**WORK INSTRUCTIONS**:
Leave out the images and output the records word for word.

**Transcription dataset entries**:
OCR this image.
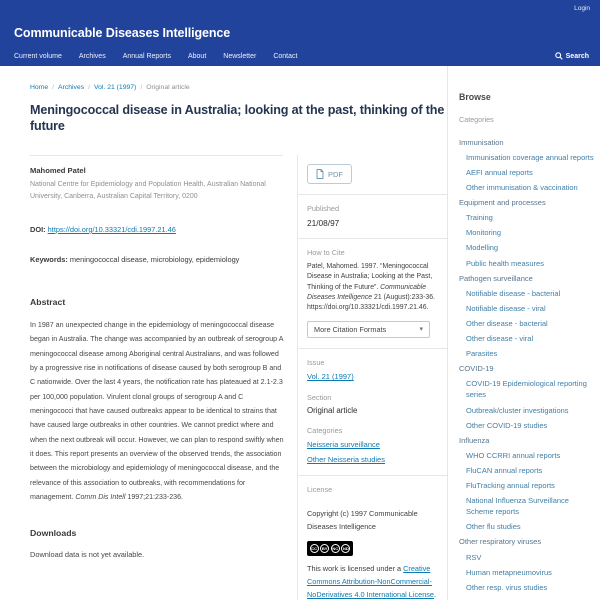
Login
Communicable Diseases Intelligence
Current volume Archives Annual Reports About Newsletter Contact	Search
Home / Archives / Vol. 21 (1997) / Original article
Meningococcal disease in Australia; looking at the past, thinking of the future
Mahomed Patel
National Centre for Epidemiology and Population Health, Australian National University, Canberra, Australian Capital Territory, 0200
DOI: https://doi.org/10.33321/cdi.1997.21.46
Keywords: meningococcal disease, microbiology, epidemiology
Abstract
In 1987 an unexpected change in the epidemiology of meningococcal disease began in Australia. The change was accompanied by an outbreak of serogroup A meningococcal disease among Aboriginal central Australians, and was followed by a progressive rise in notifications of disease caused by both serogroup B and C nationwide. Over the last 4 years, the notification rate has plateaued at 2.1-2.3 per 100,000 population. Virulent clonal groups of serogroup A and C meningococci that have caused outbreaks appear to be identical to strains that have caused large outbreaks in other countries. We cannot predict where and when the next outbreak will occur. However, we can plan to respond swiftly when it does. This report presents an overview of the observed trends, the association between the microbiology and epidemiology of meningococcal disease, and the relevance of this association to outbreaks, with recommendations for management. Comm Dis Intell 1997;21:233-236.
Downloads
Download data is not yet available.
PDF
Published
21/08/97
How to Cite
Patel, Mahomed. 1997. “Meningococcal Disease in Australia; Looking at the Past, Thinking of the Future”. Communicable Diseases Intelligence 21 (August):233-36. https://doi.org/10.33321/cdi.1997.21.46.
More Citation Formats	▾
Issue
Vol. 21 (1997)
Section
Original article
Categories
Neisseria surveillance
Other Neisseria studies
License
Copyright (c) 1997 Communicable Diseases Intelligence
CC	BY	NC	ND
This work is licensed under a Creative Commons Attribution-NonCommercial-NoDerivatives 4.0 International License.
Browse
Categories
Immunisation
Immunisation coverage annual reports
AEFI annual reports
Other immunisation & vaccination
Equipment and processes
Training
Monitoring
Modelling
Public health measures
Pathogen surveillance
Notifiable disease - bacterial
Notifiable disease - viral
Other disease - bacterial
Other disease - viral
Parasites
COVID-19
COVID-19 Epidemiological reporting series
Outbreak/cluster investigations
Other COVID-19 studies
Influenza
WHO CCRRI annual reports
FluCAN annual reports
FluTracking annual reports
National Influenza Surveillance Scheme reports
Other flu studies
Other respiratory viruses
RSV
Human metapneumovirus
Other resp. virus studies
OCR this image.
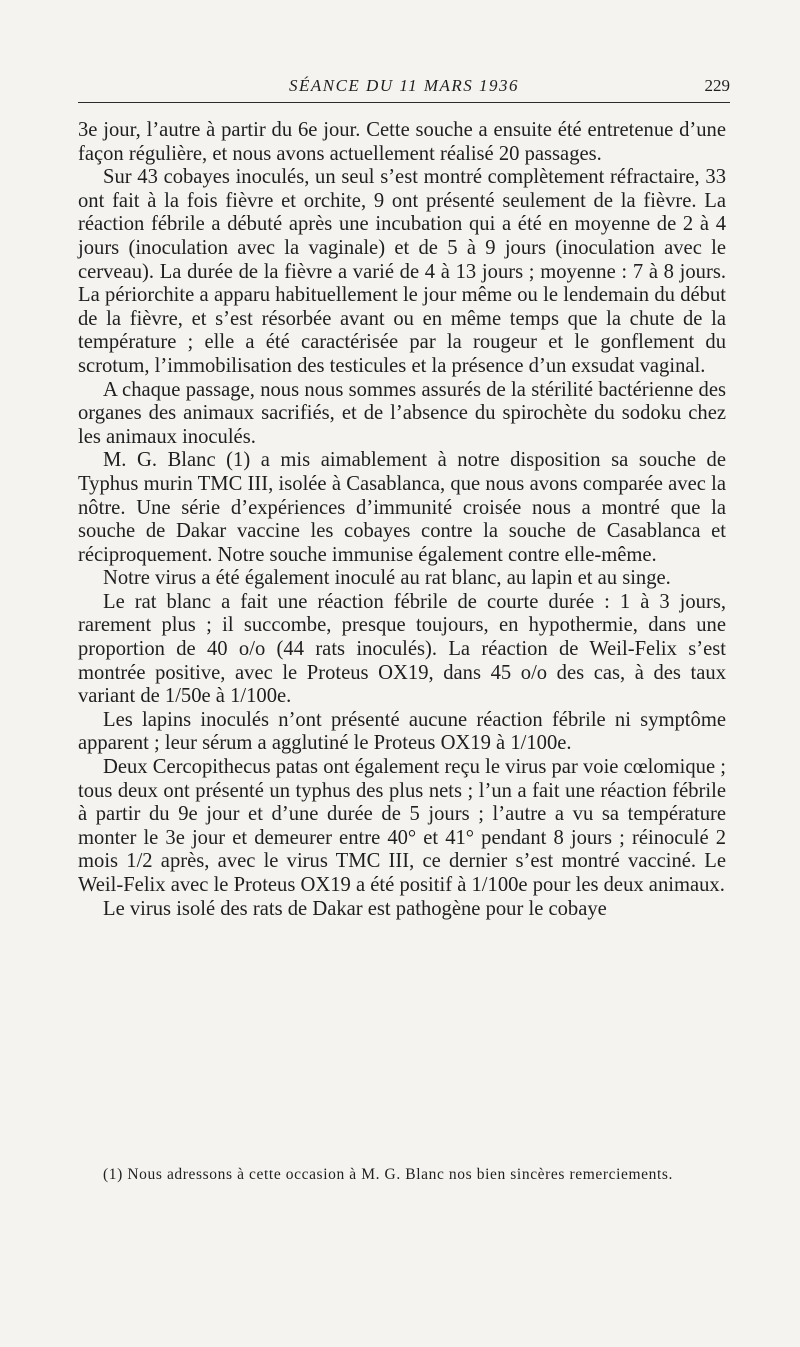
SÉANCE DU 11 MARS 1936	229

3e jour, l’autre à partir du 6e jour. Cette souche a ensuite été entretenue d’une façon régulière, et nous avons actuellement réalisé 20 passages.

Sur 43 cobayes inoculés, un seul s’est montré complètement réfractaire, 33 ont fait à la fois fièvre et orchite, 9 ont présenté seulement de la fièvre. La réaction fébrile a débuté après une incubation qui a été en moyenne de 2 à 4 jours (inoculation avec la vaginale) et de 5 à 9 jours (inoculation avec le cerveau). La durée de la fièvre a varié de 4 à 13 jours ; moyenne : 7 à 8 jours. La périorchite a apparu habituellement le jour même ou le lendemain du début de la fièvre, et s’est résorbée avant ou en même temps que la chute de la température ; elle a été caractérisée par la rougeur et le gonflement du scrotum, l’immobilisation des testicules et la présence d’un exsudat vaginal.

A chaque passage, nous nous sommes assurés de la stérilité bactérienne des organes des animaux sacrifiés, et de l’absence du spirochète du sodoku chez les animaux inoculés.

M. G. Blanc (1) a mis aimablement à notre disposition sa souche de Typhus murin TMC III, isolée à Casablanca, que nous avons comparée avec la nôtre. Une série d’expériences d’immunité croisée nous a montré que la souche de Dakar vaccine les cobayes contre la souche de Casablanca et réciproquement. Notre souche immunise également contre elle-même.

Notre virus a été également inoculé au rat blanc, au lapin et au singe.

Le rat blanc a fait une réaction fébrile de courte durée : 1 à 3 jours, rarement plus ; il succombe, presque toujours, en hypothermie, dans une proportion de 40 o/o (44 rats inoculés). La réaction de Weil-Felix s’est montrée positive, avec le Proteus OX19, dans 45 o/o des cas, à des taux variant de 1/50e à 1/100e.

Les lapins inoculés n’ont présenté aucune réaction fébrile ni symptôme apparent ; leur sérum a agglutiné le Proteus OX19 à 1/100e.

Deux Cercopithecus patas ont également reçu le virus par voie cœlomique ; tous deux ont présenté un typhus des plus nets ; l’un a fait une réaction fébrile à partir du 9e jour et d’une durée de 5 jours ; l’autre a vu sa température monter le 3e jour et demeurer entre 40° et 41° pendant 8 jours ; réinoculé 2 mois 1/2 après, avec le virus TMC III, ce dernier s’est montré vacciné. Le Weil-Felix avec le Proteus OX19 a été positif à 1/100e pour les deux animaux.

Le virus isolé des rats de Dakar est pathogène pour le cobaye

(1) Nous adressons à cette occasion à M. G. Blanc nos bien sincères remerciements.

**OUTPUT OF THE TASK**:
OCR this image.
Login
Communicable Diseases Intelligence
Current volume Archives Annual Reports About Newsletter Contact	Search
Home / Archives / Vol. 21 (1997) / Original article
Meningococcal disease in Australia; looking at the past, thinking of the future
Mahomed Patel
National Centre for Epidemiology and Population Health, Australian National University, Canberra, Australian Capital Territory, 0200
DOI: https://doi.org/10.33321/cdi.1997.21.46
Keywords: meningococcal disease, microbiology, epidemiology
Abstract
In 1987 an unexpected change in the epidemiology of meningococcal disease began in Australia. The change was accompanied by an outbreak of serogroup A meningococcal disease among Aboriginal central Australians, and was followed by a progressive rise in notifications of disease caused by both serogroup B and C nationwide. Over the last 4 years, the notification rate has plateaued at 2.1-2.3 per 100,000 population. Virulent clonal groups of serogroup A and C meningococci that have caused outbreaks appear to be identical to strains that have caused large outbreaks in other countries. We cannot predict where and when the next outbreak will occur. However, we can plan to respond swiftly when it does. This report presents an overview of the observed trends, the association between the microbiology and epidemiology of meningococcal disease, and the relevance of this association to outbreaks, with recommendations for management. Comm Dis Intell 1997;21:233-236.
Downloads
Download data is not yet available.
PDF
Published
21/08/97
How to Cite
Patel, Mahomed. 1997. “Meningococcal Disease in Australia; Looking at the Past, Thinking of the Future”. Communicable Diseases Intelligence 21 (August):233-36. https://doi.org/10.33321/cdi.1997.21.46.
More Citation Formats	▾
Issue
Vol. 21 (1997)
Section
Original article
Categories
Neisseria surveillance
Other Neisseria studies
License
Copyright (c) 1997 Communicable Diseases Intelligence
CC	BY	NC	ND
This work is licensed under a Creative Commons Attribution-NonCommercial-NoDerivatives 4.0 International License.
Browse
Categories
Immunisation
Immunisation coverage annual reports
AEFI annual reports
Other immunisation & vaccination
Equipment and processes
Training
Monitoring
Modelling
Public health measures
Pathogen surveillance
Notifiable disease - bacterial
Notifiable disease - viral
Other disease - bacterial
Other disease - viral
Parasites
COVID-19
COVID-19 Epidemiological reporting series
Outbreak/cluster investigations
Other COVID-19 studies
Influenza
WHO CCRRI annual reports
FluCAN annual reports
FluTracking annual reports
National Influenza Surveillance Scheme reports
Other flu studies
Other respiratory viruses
RSV
Human metapneumovirus
Other resp. virus studies
OCR this image.
SÉANCE DU 11 MARS 1936	229

3e jour, l’autre à partir du 6e jour. Cette souche a ensuite été entretenue d’une façon régulière, et nous avons actuellement réalisé 20 passages.

Sur 43 cobayes inoculés, un seul s’est montré complètement réfractaire, 33 ont fait à la fois fièvre et orchite, 9 ont présenté seulement de la fièvre. La réaction fébrile a débuté après une incubation qui a été en moyenne de 2 à 4 jours (inoculation avec la vaginale) et de 5 à 9 jours (inoculation avec le cerveau). La durée de la fièvre a varié de 4 à 13 jours ; moyenne : 7 à 8 jours. La périorchite a apparu habituellement le jour même ou le lendemain du début de la fièvre, et s’est résorbée avant ou en même temps que la chute de la température ; elle a été caractérisée par la rougeur et le gonflement du scrotum, l’immobilisation des testicules et la présence d’un exsudat vaginal.

A chaque passage, nous nous sommes assurés de la stérilité bactérienne des organes des animaux sacrifiés, et de l’absence du spirochète du sodoku chez les animaux inoculés.

M. G. Blanc (1) a mis aimablement à notre disposition sa souche de Typhus murin TMC III, isolée à Casablanca, que nous avons comparée avec la nôtre. Une série d’expériences d’immunité croisée nous a montré que la souche de Dakar vaccine les cobayes contre la souche de Casablanca et réciproquement. Notre souche immunise également contre elle-même.

Notre virus a été également inoculé au rat blanc, au lapin et au singe.

Le rat blanc a fait une réaction fébrile de courte durée : 1 à 3 jours, rarement plus ; il succombe, presque toujours, en hypothermie, dans une proportion de 40 o/o (44 rats inoculés). La réaction de Weil-Felix s’est montrée positive, avec le Proteus OX19, dans 45 o/o des cas, à des taux variant de 1/50e à 1/100e.

Les lapins inoculés n’ont présenté aucune réaction fébrile ni symptôme apparent ; leur sérum a agglutiné le Proteus OX19 à 1/100e.

Deux Cercopithecus patas ont également reçu le virus par voie cœlomique ; tous deux ont présenté un typhus des plus nets ; l’un a fait une réaction fébrile à partir du 9e jour et d’une durée de 5 jours ; l’autre a vu sa température monter le 3e jour et demeurer entre 40° et 41° pendant 8 jours ; réinoculé 2 mois 1/2 après, avec le virus TMC III, ce dernier s’est montré vacciné. Le Weil-Felix avec le Proteus OX19 a été positif à 1/100e pour les deux animaux.

Le virus isolé des rats de Dakar est pathogène pour le cobaye

(1) Nous adressons à cette occasion à M. G. Blanc nos bien sincères remerciements.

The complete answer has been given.